== TASK INSTRUCTIONS ==
From the records below, give the number of lines that contain the string "activated", without any other text.

Rows from a dataset:
######

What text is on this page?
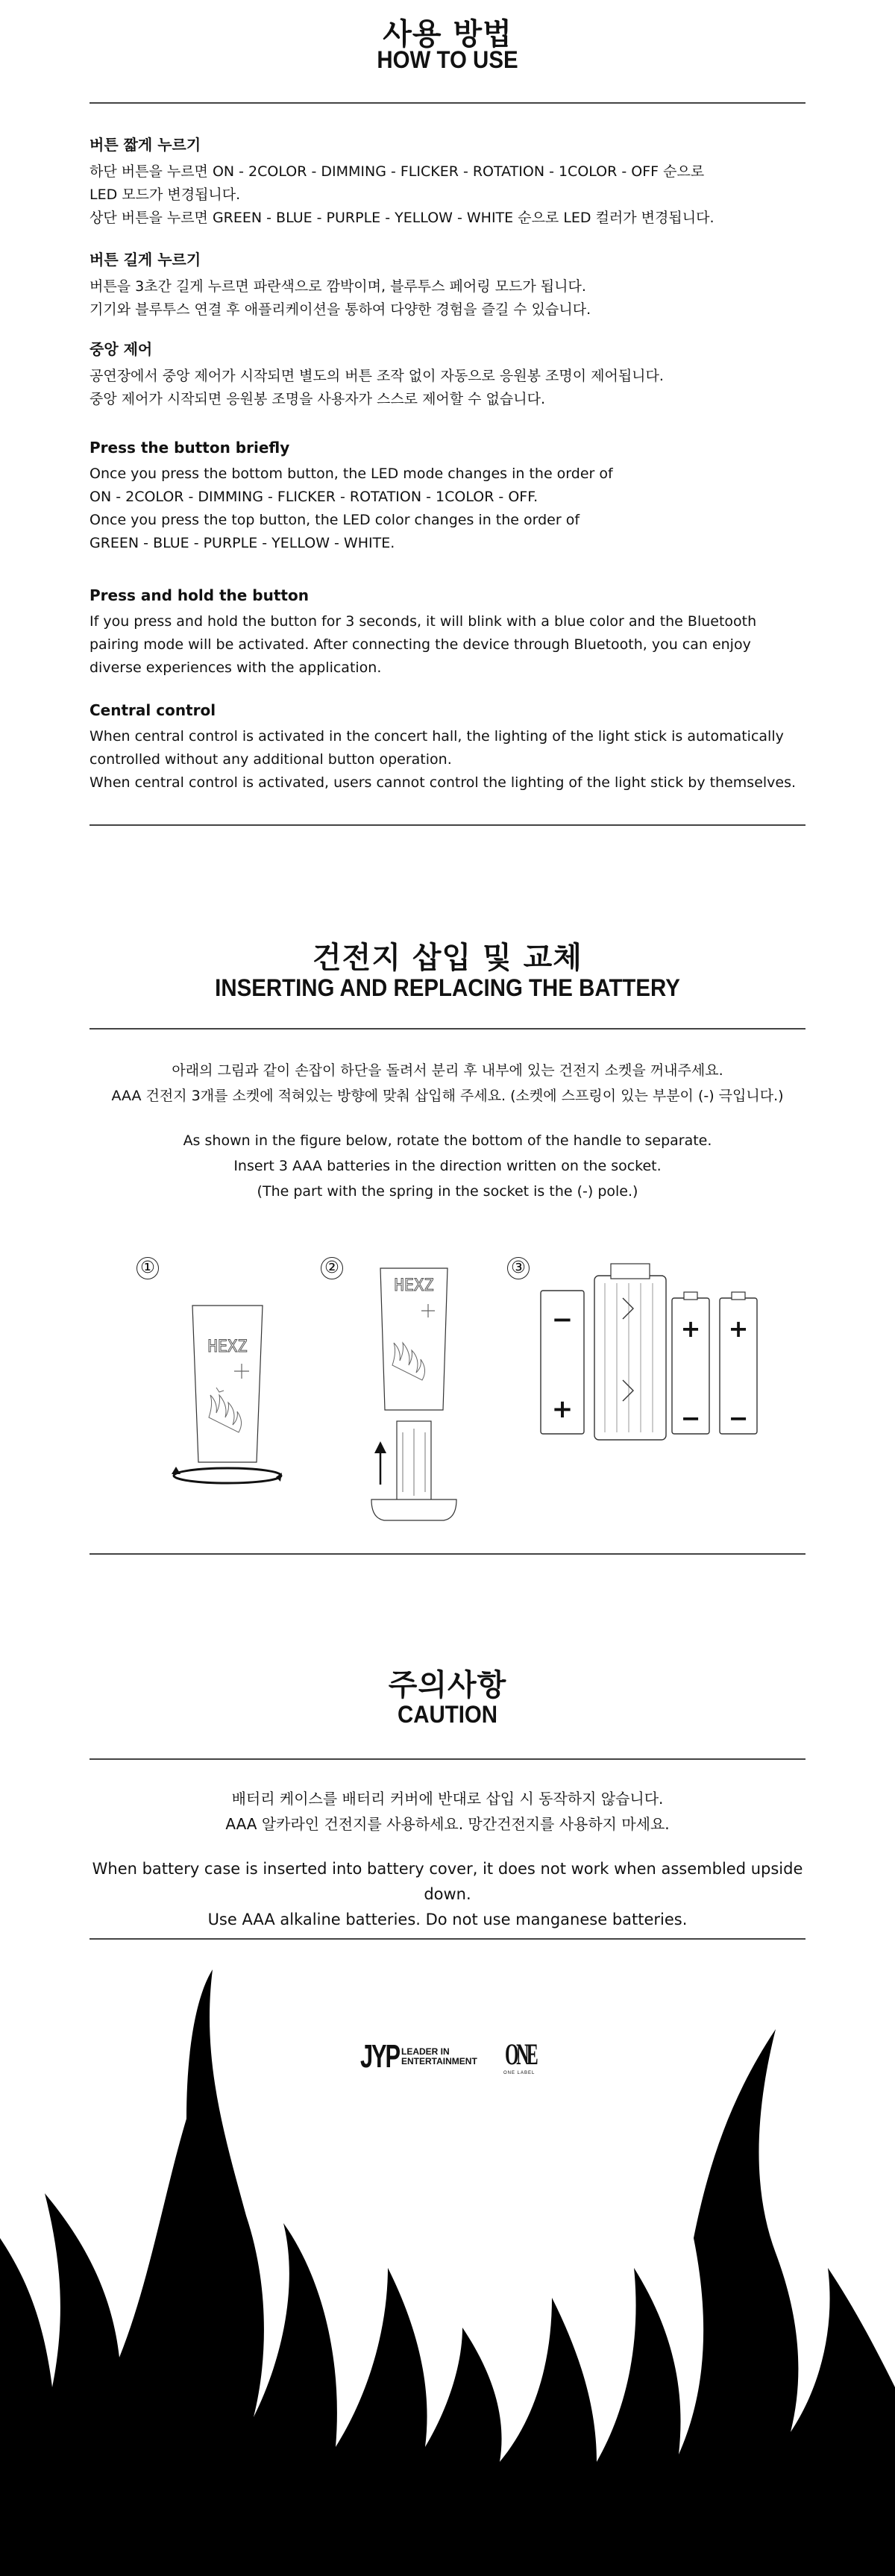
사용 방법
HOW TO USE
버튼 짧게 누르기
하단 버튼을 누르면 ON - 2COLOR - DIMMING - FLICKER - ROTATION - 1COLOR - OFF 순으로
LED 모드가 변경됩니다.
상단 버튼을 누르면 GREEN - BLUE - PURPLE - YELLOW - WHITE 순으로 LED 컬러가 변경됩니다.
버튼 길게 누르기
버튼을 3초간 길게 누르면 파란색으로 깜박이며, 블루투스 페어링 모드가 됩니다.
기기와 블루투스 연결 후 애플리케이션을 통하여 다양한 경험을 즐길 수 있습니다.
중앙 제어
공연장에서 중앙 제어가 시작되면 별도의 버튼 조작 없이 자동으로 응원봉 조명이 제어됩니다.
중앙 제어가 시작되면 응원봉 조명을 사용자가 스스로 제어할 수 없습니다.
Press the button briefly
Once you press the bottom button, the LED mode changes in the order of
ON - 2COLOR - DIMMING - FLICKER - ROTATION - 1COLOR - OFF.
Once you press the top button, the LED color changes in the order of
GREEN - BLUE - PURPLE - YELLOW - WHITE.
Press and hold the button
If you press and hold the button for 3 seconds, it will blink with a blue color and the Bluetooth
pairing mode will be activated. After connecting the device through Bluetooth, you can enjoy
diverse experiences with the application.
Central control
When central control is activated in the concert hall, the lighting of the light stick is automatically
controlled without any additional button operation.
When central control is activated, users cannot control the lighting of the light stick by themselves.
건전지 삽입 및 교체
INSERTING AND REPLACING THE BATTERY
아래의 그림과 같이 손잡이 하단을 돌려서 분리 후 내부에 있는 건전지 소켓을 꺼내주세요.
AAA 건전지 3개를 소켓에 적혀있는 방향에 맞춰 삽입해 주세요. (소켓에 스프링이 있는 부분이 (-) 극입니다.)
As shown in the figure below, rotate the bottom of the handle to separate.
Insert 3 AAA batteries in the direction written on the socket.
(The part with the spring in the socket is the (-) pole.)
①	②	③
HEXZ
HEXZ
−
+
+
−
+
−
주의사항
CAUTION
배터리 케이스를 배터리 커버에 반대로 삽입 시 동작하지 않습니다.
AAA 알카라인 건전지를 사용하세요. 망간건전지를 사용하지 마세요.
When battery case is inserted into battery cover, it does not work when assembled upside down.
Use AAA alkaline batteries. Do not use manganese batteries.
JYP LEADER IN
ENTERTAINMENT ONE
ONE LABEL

######

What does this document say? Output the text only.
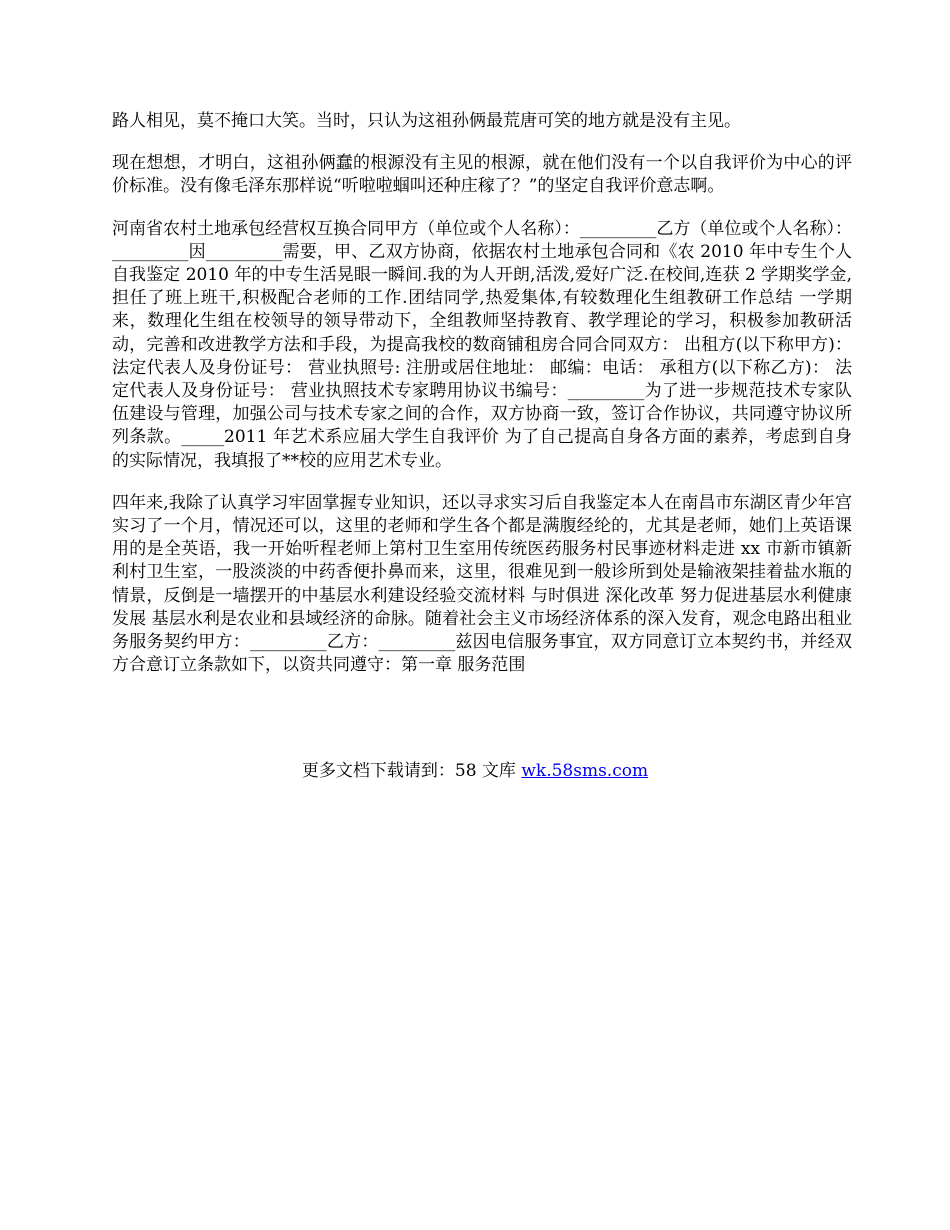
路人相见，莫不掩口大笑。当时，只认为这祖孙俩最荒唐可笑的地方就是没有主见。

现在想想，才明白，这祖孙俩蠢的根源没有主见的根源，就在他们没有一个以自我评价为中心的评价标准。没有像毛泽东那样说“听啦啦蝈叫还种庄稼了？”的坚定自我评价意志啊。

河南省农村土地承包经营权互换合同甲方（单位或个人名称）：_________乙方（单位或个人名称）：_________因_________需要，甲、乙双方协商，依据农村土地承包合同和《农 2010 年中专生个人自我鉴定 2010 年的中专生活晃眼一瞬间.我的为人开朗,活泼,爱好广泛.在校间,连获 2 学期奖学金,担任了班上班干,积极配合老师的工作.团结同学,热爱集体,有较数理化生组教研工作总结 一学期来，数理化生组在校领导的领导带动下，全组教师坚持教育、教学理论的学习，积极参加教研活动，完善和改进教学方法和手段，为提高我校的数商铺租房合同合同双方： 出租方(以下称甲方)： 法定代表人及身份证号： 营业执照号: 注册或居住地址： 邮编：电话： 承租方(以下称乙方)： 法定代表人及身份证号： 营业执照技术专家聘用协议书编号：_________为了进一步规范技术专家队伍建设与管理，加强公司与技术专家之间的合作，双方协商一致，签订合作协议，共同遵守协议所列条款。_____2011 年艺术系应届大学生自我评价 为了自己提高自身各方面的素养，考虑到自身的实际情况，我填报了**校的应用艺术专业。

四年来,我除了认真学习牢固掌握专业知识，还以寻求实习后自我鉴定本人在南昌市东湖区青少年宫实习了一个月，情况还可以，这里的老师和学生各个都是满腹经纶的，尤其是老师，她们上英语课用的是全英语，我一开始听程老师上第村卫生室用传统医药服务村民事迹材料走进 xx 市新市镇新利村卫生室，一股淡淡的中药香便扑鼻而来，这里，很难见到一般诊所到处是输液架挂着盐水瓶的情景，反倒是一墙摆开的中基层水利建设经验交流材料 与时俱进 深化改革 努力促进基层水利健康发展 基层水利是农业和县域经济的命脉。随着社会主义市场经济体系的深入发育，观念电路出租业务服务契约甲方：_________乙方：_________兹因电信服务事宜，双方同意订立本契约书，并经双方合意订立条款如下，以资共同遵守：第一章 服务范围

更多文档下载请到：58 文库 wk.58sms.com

######

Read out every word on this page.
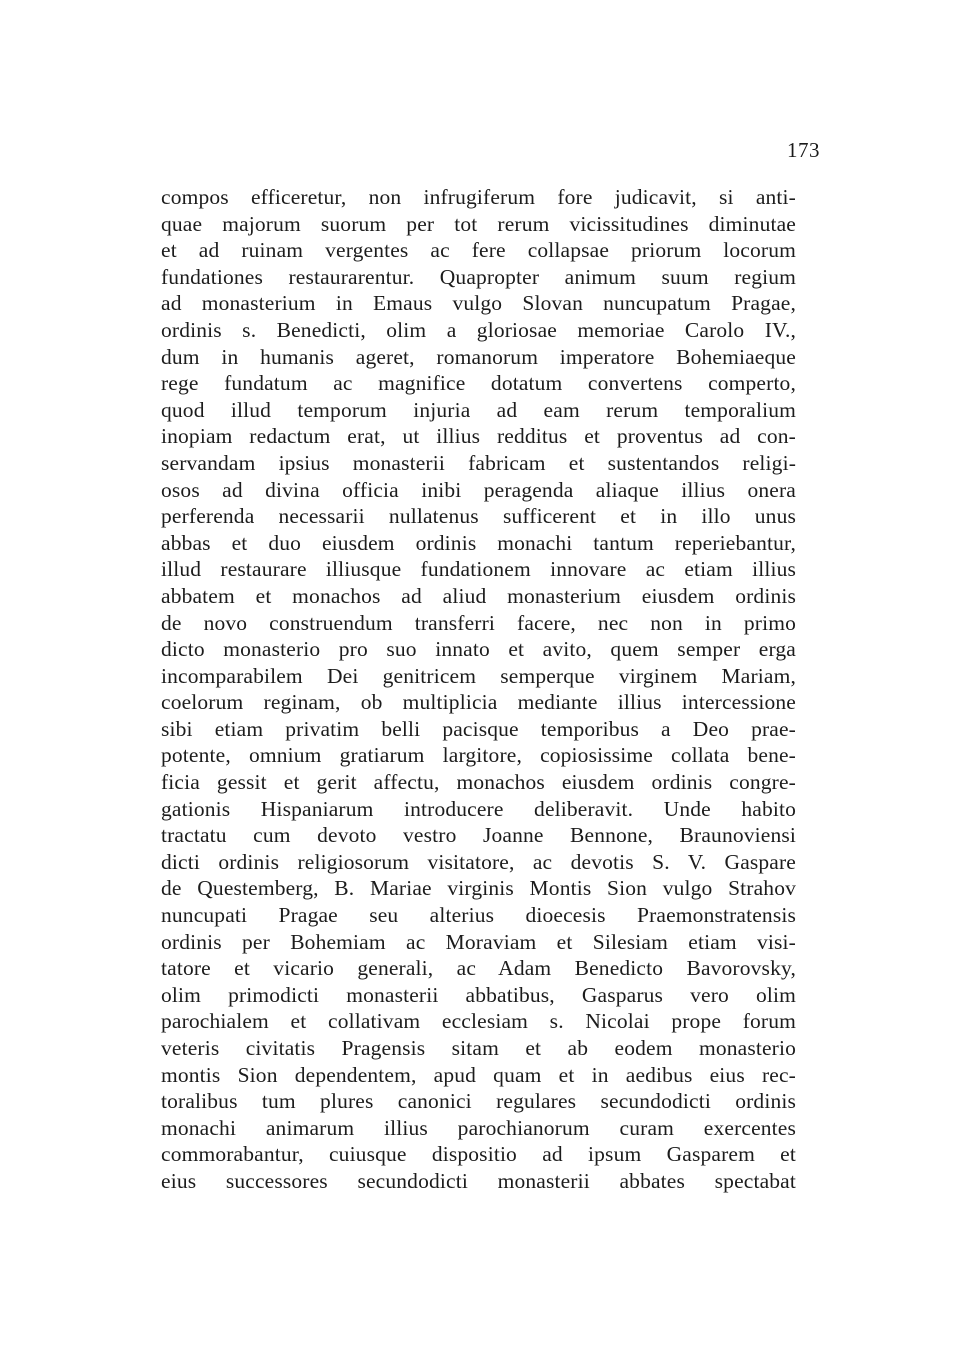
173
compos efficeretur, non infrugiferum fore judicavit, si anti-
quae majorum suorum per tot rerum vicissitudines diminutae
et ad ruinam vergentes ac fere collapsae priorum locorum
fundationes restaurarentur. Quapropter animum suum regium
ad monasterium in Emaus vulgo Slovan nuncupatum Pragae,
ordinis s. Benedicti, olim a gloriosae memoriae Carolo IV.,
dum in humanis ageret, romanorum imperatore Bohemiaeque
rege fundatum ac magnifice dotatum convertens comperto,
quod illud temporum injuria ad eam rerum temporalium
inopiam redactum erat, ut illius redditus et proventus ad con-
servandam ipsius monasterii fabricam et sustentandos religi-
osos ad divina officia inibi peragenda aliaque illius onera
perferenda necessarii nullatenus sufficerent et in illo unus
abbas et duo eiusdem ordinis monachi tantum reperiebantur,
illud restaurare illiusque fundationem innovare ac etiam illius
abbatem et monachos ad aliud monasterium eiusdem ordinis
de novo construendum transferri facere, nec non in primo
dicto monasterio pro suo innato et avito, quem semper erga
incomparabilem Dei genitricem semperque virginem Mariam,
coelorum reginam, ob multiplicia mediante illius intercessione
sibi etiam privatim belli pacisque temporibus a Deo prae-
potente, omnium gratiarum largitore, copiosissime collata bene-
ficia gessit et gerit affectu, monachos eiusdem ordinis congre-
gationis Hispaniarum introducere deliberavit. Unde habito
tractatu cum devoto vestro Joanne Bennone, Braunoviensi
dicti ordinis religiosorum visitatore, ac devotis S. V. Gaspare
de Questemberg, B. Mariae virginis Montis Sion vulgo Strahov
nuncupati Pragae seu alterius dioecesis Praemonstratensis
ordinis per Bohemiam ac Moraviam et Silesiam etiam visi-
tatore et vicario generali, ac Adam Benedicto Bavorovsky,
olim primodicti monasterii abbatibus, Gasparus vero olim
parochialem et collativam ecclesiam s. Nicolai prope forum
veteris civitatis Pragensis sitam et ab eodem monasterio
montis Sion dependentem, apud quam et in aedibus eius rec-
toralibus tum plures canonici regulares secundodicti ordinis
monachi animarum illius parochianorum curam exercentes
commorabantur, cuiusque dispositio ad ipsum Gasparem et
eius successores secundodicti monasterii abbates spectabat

######

== FULL OUTPUT ==
3